▸ **Required work**:
Return every record exactly as written.

----------------------------------------

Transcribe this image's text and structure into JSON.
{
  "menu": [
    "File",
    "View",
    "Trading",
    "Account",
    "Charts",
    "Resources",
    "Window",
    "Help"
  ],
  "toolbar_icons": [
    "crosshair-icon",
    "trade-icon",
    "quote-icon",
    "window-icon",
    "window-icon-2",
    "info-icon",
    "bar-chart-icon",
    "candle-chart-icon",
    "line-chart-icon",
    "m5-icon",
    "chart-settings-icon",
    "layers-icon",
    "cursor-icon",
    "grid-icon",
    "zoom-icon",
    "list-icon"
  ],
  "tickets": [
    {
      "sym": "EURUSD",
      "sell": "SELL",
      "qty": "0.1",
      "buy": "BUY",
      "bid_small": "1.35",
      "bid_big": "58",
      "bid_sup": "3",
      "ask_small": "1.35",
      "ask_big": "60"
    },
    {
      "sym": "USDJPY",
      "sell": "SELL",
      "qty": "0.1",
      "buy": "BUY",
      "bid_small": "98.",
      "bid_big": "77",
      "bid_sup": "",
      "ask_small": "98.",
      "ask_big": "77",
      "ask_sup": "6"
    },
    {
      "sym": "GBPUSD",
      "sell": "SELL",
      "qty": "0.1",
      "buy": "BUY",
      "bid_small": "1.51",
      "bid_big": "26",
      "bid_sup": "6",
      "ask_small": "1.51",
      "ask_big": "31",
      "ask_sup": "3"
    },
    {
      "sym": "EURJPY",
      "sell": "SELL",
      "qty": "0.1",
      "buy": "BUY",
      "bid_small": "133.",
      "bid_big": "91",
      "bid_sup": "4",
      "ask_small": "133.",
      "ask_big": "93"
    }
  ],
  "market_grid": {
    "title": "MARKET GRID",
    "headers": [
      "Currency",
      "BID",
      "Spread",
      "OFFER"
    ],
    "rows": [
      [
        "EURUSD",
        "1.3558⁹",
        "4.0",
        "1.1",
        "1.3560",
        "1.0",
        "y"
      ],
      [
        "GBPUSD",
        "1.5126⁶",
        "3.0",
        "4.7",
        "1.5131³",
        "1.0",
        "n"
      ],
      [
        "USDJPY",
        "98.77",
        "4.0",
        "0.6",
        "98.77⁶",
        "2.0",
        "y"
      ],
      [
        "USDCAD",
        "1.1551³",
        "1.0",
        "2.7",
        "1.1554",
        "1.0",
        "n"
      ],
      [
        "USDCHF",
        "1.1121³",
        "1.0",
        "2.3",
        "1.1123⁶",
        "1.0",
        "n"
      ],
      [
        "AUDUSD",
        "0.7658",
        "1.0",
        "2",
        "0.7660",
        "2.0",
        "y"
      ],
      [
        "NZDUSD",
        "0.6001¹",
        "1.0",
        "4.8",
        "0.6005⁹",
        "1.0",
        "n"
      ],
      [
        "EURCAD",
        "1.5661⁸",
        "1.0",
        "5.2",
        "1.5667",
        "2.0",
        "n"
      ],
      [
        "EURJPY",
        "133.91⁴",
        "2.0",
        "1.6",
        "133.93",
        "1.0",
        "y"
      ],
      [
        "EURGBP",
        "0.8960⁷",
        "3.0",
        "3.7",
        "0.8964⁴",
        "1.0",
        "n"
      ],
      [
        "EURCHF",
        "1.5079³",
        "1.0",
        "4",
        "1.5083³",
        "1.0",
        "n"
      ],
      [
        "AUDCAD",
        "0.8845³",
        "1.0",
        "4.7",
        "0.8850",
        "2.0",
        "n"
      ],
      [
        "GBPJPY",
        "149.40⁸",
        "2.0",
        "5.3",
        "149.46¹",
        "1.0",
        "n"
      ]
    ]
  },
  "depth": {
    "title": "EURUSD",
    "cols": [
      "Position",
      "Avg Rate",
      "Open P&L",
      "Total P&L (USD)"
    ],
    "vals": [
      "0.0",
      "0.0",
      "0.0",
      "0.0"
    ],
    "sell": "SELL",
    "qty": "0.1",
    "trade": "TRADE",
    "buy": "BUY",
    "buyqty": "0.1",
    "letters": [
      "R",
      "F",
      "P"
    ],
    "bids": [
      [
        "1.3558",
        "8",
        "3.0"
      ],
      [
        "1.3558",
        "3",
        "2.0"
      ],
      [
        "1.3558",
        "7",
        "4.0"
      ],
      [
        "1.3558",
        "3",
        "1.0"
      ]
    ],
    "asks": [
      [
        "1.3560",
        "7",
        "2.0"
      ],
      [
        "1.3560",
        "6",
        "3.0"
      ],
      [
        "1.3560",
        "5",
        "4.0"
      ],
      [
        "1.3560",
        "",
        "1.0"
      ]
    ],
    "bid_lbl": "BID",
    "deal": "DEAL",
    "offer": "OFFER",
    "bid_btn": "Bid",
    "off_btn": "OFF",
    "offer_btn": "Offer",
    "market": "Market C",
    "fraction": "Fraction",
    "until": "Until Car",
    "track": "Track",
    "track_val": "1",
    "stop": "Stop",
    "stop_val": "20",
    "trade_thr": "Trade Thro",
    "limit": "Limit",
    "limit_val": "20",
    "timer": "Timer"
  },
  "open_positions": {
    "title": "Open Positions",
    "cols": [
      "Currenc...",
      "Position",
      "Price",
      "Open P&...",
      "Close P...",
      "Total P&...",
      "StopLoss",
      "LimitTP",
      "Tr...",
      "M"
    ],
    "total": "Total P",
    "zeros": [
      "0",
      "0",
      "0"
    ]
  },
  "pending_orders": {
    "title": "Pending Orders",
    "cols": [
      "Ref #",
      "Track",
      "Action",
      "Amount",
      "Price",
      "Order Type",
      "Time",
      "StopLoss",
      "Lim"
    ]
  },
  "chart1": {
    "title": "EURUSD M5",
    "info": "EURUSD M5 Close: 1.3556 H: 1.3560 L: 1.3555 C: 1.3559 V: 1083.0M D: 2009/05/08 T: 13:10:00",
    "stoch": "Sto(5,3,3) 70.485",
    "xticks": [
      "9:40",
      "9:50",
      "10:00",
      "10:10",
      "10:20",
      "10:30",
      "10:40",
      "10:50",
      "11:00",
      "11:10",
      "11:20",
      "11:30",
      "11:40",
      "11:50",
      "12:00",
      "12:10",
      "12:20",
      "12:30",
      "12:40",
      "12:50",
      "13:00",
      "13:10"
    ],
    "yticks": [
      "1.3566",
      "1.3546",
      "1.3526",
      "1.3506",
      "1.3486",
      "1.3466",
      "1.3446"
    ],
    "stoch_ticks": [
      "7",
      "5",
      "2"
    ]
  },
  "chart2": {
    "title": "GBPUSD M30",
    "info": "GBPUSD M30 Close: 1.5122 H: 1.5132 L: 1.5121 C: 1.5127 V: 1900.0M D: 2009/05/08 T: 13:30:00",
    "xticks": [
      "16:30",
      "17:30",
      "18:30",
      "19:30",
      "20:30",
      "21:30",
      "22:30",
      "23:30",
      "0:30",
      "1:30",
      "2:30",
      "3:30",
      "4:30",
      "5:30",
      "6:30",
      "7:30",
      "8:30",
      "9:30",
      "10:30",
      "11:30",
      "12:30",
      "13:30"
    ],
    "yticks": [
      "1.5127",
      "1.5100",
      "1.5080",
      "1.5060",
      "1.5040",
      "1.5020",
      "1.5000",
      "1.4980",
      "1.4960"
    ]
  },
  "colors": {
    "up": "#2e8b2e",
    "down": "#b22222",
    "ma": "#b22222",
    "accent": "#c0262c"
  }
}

----------------------------------------

▸ **Reply to the task**:
Transcribe this image's text and structure into JSON.
{
  "menu": [
    "File",
    "View",
    "Trading",
    "Account",
    "Charts",
    "Resources",
    "Window",
    "Help"
  ],
  "toolbar_icons": [
    "crosshair-icon",
    "trade-icon",
    "quote-icon",
    "window-icon",
    "window-icon-2",
    "info-icon",
    "bar-chart-icon",
    "candle-chart-icon",
    "line-chart-icon",
    "m5-icon",
    "chart-settings-icon",
    "layers-icon",
    "cursor-icon",
    "grid-icon",
    "zoom-icon",
    "list-icon"
  ],
  "tickets": [
    {
      "sym": "EURUSD",
      "sell": "SELL",
      "qty": "0.1",
      "buy": "BUY",
      "bid_small": "1.35",
      "bid_big": "58",
      "bid_sup": "3",
      "ask_small": "1.35",
      "ask_big": "60"
    },
    {
      "sym": "USDJPY",
      "sell": "SELL",
      "qty": "0.1",
      "buy": "BUY",
      "bid_small": "98.",
      "bid_big": "77",
      "bid_sup": "",
      "ask_small": "98.",
      "ask_big": "77",
      "ask_sup": "6"
    },
    {
      "sym": "GBPUSD",
      "sell": "SELL",
      "qty": "0.1",
      "buy": "BUY",
      "bid_small": "1.51",
      "bid_big": "26",
      "bid_sup": "6",
      "ask_small": "1.51",
      "ask_big": "31",
      "ask_sup": "3"
    },
    {
      "sym": "EURJPY",
      "sell": "SELL",
      "qty": "0.1",
      "buy": "BUY",
      "bid_small": "133.",
      "bid_big": "91",
      "bid_sup": "4",
      "ask_small": "133.",
      "ask_big": "93"
    }
  ],
  "market_grid": {
    "title": "MARKET GRID",
    "headers": [
      "Currency",
      "BID",
      "Spread",
      "OFFER"
    ],
    "rows": [
      [
        "EURUSD",
        "1.3558⁹",
        "4.0",
        "1.1",
        "1.3560",
        "1.0",
        "y"
      ],
      [
        "GBPUSD",
        "1.5126⁶",
        "3.0",
        "4.7",
        "1.5131³",
        "1.0",
        "n"
      ],
      [
        "USDJPY",
        "98.77",
        "4.0",
        "0.6",
        "98.77⁶",
        "2.0",
        "y"
      ],
      [
        "USDCAD",
        "1.1551³",
        "1.0",
        "2.7",
        "1.1554",
        "1.0",
        "n"
      ],
      [
        "USDCHF",
        "1.1121³",
        "1.0",
        "2.3",
        "1.1123⁶",
        "1.0",
        "n"
      ],
      [
        "AUDUSD",
        "0.7658",
        "1.0",
        "2",
        "0.7660",
        "2.0",
        "y"
      ],
      [
        "NZDUSD",
        "0.6001¹",
        "1.0",
        "4.8",
        "0.6005⁹",
        "1.0",
        "n"
      ],
      [
        "EURCAD",
        "1.5661⁸",
        "1.0",
        "5.2",
        "1.5667",
        "2.0",
        "n"
      ],
      [
        "EURJPY",
        "133.91⁴",
        "2.0",
        "1.6",
        "133.93",
        "1.0",
        "y"
      ],
      [
        "EURGBP",
        "0.8960⁷",
        "3.0",
        "3.7",
        "0.8964⁴",
        "1.0",
        "n"
      ],
      [
        "EURCHF",
        "1.5079³",
        "1.0",
        "4",
        "1.5083³",
        "1.0",
        "n"
      ],
      [
        "AUDCAD",
        "0.8845³",
        "1.0",
        "4.7",
        "0.8850",
        "2.0",
        "n"
      ],
      [
        "GBPJPY",
        "149.40⁸",
        "2.0",
        "5.3",
        "149.46¹",
        "1.0",
        "n"
      ]
    ]
  },
  "depth": {
    "title": "EURUSD",
    "cols": [
      "Position",
      "Avg Rate",
      "Open P&L",
      "Total P&L (USD)"
    ],
    "vals": [
      "0.0",
      "0.0",
      "0.0",
      "0.0"
    ],
    "sell": "SELL",
    "qty": "0.1",
    "trade": "TRADE",
    "buy": "BUY",
    "buyqty": "0.1",
    "letters": [
      "R",
      "F",
      "P"
    ],
    "bids": [
      [
        "1.3558",
        "8",
        "3.0"
      ],
      [
        "1.3558",
        "3",
        "2.0"
      ],
      [
        "1.3558",
        "7",
        "4.0"
      ],
      [
        "1.3558",
        "3",
        "1.0"
      ]
    ],
    "asks": [
      [
        "1.3560",
        "7",
        "2.0"
      ],
      [
        "1.3560",
        "6",
        "3.0"
      ],
      [
        "1.3560",
        "5",
        "4.0"
      ],
      [
        "1.3560",
        "",
        "1.0"
      ]
    ],
    "bid_lbl": "BID",
    "deal": "DEAL",
    "offer": "OFFER",
    "bid_btn": "Bid",
    "off_btn": "OFF",
    "offer_btn": "Offer",
    "market": "Market C",
    "fraction": "Fraction",
    "until": "Until Car",
    "track": "Track",
    "track_val": "1",
    "stop": "Stop",
    "stop_val": "20",
    "trade_thr": "Trade Thro",
    "limit": "Limit",
    "limit_val": "20",
    "timer": "Timer"
  },
  "open_positions": {
    "title": "Open Positions",
    "cols": [
      "Currenc...",
      "Position",
      "Price",
      "Open P&...",
      "Close P...",
      "Total P&...",
      "StopLoss",
      "LimitTP",
      "Tr...",
      "M"
    ],
    "total": "Total P",
    "zeros": [
      "0",
      "0",
      "0"
    ]
  },
  "pending_orders": {
    "title": "Pending Orders",
    "cols": [
      "Ref #",
      "Track",
      "Action",
      "Amount",
      "Price",
      "Order Type",
      "Time",
      "StopLoss",
      "Lim"
    ]
  },
  "chart1": {
    "title": "EURUSD M5",
    "info": "EURUSD M5 Close: 1.3556 H: 1.3560 L: 1.3555 C: 1.3559 V: 1083.0M D: 2009/05/08 T: 13:10:00",
    "stoch": "Sto(5,3,3) 70.485",
    "xticks": [
      "9:40",
      "9:50",
      "10:00",
      "10:10",
      "10:20",
      "10:30",
      "10:40",
      "10:50",
      "11:00",
      "11:10",
      "11:20",
      "11:30",
      "11:40",
      "11:50",
      "12:00",
      "12:10",
      "12:20",
      "12:30",
      "12:40",
      "12:50",
      "13:00",
      "13:10"
    ],
    "yticks": [
      "1.3566",
      "1.3546",
      "1.3526",
      "1.3506",
      "1.3486",
      "1.3466",
      "1.3446"
    ],
    "stoch_ticks": [
      "7",
      "5",
      "2"
    ]
  },
  "chart2": {
    "title": "GBPUSD M30",
    "info": "GBPUSD M30 Close: 1.5122 H: 1.5132 L: 1.5121 C: 1.5127 V: 1900.0M D: 2009/05/08 T: 13:30:00",
    "xticks": [
      "16:30",
      "17:30",
      "18:30",
      "19:30",
      "20:30",
      "21:30",
      "22:30",
      "23:30",
      "0:30",
      "1:30",
      "2:30",
      "3:30",
      "4:30",
      "5:30",
      "6:30",
      "7:30",
      "8:30",
      "9:30",
      "10:30",
      "11:30",
      "12:30",
      "13:30"
    ],
    "yticks": [
      "1.5127",
      "1.5100",
      "1.5080",
      "1.5060",
      "1.5040",
      "1.5020",
      "1.5000",
      "1.4980",
      "1.4960"
    ]
  },
  "colors": {
    "up": "#2e8b2e",
    "down": "#b22222",
    "ma": "#b22222",
    "accent": "#c0262c"
  }
}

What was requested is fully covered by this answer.